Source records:
◆ ◆ ◆ ◆
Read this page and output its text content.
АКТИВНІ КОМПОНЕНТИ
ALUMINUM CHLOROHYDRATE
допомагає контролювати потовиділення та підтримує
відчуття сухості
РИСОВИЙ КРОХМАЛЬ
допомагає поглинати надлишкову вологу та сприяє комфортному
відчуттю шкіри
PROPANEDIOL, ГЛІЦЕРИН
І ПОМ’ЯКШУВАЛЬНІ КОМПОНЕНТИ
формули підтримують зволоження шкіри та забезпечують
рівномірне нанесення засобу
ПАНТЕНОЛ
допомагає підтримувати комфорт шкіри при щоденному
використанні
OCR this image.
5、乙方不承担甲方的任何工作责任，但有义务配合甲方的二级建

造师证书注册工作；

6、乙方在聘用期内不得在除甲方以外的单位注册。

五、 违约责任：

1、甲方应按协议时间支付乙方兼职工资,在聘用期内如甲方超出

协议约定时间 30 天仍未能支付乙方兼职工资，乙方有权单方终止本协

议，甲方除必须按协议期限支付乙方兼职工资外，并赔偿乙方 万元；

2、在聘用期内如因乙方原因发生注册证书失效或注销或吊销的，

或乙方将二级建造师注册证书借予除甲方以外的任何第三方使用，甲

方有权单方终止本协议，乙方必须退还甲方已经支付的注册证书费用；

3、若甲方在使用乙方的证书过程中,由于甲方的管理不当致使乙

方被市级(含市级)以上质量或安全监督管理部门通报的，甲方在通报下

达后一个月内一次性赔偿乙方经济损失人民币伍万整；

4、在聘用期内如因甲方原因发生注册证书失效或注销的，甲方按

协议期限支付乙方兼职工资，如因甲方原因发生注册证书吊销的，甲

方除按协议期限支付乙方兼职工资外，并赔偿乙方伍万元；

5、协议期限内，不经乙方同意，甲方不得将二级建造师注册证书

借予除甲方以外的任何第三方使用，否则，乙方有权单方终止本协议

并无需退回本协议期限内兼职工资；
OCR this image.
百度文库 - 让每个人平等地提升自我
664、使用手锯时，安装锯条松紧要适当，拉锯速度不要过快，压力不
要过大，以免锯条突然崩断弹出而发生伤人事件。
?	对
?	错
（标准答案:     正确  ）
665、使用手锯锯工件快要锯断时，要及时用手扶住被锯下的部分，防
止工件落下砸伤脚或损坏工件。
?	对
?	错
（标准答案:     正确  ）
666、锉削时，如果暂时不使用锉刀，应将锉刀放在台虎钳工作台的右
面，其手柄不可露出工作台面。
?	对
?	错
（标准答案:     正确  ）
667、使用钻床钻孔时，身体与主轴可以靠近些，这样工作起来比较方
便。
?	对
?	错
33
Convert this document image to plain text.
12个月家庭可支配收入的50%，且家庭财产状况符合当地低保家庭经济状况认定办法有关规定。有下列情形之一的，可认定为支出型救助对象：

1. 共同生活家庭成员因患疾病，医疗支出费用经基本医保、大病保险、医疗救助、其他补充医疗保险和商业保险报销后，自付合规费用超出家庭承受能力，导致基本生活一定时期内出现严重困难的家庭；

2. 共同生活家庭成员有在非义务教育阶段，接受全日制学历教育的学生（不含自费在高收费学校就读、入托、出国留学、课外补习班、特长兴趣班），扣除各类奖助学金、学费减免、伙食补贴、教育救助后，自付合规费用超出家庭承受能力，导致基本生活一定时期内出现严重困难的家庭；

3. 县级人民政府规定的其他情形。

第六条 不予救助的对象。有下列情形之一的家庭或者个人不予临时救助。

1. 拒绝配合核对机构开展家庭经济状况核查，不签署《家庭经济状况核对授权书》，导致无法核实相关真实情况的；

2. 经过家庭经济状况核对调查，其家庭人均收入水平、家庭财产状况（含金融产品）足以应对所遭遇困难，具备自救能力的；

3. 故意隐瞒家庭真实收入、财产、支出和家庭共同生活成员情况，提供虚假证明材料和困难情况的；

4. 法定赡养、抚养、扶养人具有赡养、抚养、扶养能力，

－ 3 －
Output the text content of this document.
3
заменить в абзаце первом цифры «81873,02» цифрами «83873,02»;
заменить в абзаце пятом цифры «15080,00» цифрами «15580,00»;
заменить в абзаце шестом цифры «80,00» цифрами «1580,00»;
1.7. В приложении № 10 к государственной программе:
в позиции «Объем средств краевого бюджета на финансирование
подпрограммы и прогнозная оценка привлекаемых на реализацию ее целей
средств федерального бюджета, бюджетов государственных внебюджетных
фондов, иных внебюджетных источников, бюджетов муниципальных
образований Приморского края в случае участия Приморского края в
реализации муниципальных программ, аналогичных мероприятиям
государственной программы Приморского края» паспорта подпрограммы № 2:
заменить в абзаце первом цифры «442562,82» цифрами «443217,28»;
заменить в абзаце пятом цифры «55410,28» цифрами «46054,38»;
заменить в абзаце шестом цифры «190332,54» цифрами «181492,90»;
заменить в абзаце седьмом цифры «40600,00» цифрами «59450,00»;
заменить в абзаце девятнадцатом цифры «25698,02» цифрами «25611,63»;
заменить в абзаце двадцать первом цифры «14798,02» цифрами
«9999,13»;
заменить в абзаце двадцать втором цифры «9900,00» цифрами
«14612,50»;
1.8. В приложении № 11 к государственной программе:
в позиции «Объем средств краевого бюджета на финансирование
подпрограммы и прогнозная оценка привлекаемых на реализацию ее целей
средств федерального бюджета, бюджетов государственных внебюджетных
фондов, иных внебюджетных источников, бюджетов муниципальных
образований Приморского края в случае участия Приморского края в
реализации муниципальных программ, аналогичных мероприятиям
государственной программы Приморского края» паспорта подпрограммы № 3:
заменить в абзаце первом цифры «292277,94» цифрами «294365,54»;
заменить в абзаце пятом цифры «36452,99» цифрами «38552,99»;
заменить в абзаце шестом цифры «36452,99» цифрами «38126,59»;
◆ ◆ ◆ ◆
* _Written task_
Write out the entries in full, exactly as given.

* _In response_
Read this page and output its text content.
АКТИВНІ КОМПОНЕНТИ
ALUMINUM CHLOROHYDRATE
допомагає контролювати потовиділення та підтримує
відчуття сухості
РИСОВИЙ КРОХМАЛЬ
допомагає поглинати надлишкову вологу та сприяє комфортному
відчуттю шкіри
PROPANEDIOL, ГЛІЦЕРИН
І ПОМ’ЯКШУВАЛЬНІ КОМПОНЕНТИ
формули підтримують зволоження шкіри та забезпечують
рівномірне нанесення засобу
ПАНТЕНОЛ
допомагає підтримувати комфорт шкіри при щоденному
використанні
OCR this image.
5、乙方不承担甲方的任何工作责任，但有义务配合甲方的二级建

造师证书注册工作；

6、乙方在聘用期内不得在除甲方以外的单位注册。

五、 违约责任：

1、甲方应按协议时间支付乙方兼职工资,在聘用期内如甲方超出

协议约定时间 30 天仍未能支付乙方兼职工资，乙方有权单方终止本协

议，甲方除必须按协议期限支付乙方兼职工资外，并赔偿乙方 万元；

2、在聘用期内如因乙方原因发生注册证书失效或注销或吊销的，

或乙方将二级建造师注册证书借予除甲方以外的任何第三方使用，甲

方有权单方终止本协议，乙方必须退还甲方已经支付的注册证书费用；

3、若甲方在使用乙方的证书过程中,由于甲方的管理不当致使乙

方被市级(含市级)以上质量或安全监督管理部门通报的，甲方在通报下

达后一个月内一次性赔偿乙方经济损失人民币伍万整；

4、在聘用期内如因甲方原因发生注册证书失效或注销的，甲方按

协议期限支付乙方兼职工资，如因甲方原因发生注册证书吊销的，甲

方除按协议期限支付乙方兼职工资外，并赔偿乙方伍万元；

5、协议期限内，不经乙方同意，甲方不得将二级建造师注册证书

借予除甲方以外的任何第三方使用，否则，乙方有权单方终止本协议

并无需退回本协议期限内兼职工资；
OCR this image.
百度文库 - 让每个人平等地提升自我
664、使用手锯时，安装锯条松紧要适当，拉锯速度不要过快，压力不
要过大，以免锯条突然崩断弹出而发生伤人事件。
?	对
?	错
（标准答案:     正确  ）
665、使用手锯锯工件快要锯断时，要及时用手扶住被锯下的部分，防
止工件落下砸伤脚或损坏工件。
?	对
?	错
（标准答案:     正确  ）
666、锉削时，如果暂时不使用锉刀，应将锉刀放在台虎钳工作台的右
面，其手柄不可露出工作台面。
?	对
?	错
（标准答案:     正确  ）
667、使用钻床钻孔时，身体与主轴可以靠近些，这样工作起来比较方
便。
?	对
?	错
33
Convert this document image to plain text.
12个月家庭可支配收入的50%，且家庭财产状况符合当地低保家庭经济状况认定办法有关规定。有下列情形之一的，可认定为支出型救助对象：

1. 共同生活家庭成员因患疾病，医疗支出费用经基本医保、大病保险、医疗救助、其他补充医疗保险和商业保险报销后，自付合规费用超出家庭承受能力，导致基本生活一定时期内出现严重困难的家庭；

2. 共同生活家庭成员有在非义务教育阶段，接受全日制学历教育的学生（不含自费在高收费学校就读、入托、出国留学、课外补习班、特长兴趣班），扣除各类奖助学金、学费减免、伙食补贴、教育救助后，自付合规费用超出家庭承受能力，导致基本生活一定时期内出现严重困难的家庭；

3. 县级人民政府规定的其他情形。

第六条 不予救助的对象。有下列情形之一的家庭或者个人不予临时救助。

1. 拒绝配合核对机构开展家庭经济状况核查，不签署《家庭经济状况核对授权书》，导致无法核实相关真实情况的；

2. 经过家庭经济状况核对调查，其家庭人均收入水平、家庭财产状况（含金融产品）足以应对所遭遇困难，具备自救能力的；

3. 故意隐瞒家庭真实收入、财产、支出和家庭共同生活成员情况，提供虚假证明材料和困难情况的；

4. 法定赡养、抚养、扶养人具有赡养、抚养、扶养能力，

－ 3 －
Output the text content of this document.
3
заменить в абзаце первом цифры «81873,02» цифрами «83873,02»;
заменить в абзаце пятом цифры «15080,00» цифрами «15580,00»;
заменить в абзаце шестом цифры «80,00» цифрами «1580,00»;
1.7. В приложении № 10 к государственной программе:
в позиции «Объем средств краевого бюджета на финансирование
подпрограммы и прогнозная оценка привлекаемых на реализацию ее целей
средств федерального бюджета, бюджетов государственных внебюджетных
фондов, иных внебюджетных источников, бюджетов муниципальных
образований Приморского края в случае участия Приморского края в
реализации муниципальных программ, аналогичных мероприятиям
государственной программы Приморского края» паспорта подпрограммы № 2:
заменить в абзаце первом цифры «442562,82» цифрами «443217,28»;
заменить в абзаце пятом цифры «55410,28» цифрами «46054,38»;
заменить в абзаце шестом цифры «190332,54» цифрами «181492,90»;
заменить в абзаце седьмом цифры «40600,00» цифрами «59450,00»;
заменить в абзаце девятнадцатом цифры «25698,02» цифрами «25611,63»;
заменить в абзаце двадцать первом цифры «14798,02» цифрами
«9999,13»;
заменить в абзаце двадцать втором цифры «9900,00» цифрами
«14612,50»;
1.8. В приложении № 11 к государственной программе:
в позиции «Объем средств краевого бюджета на финансирование
подпрограммы и прогнозная оценка привлекаемых на реализацию ее целей
средств федерального бюджета, бюджетов государственных внебюджетных
фондов, иных внебюджетных источников, бюджетов муниципальных
образований Приморского края в случае участия Приморского края в
реализации муниципальных программ, аналогичных мероприятиям
государственной программы Приморского края» паспорта подпрограммы № 3:
заменить в абзаце первом цифры «292277,94» цифрами «294365,54»;
заменить в абзаце пятом цифры «36452,99» цифрами «38552,99»;
заменить в абзаце шестом цифры «36452,99» цифрами «38126,59»;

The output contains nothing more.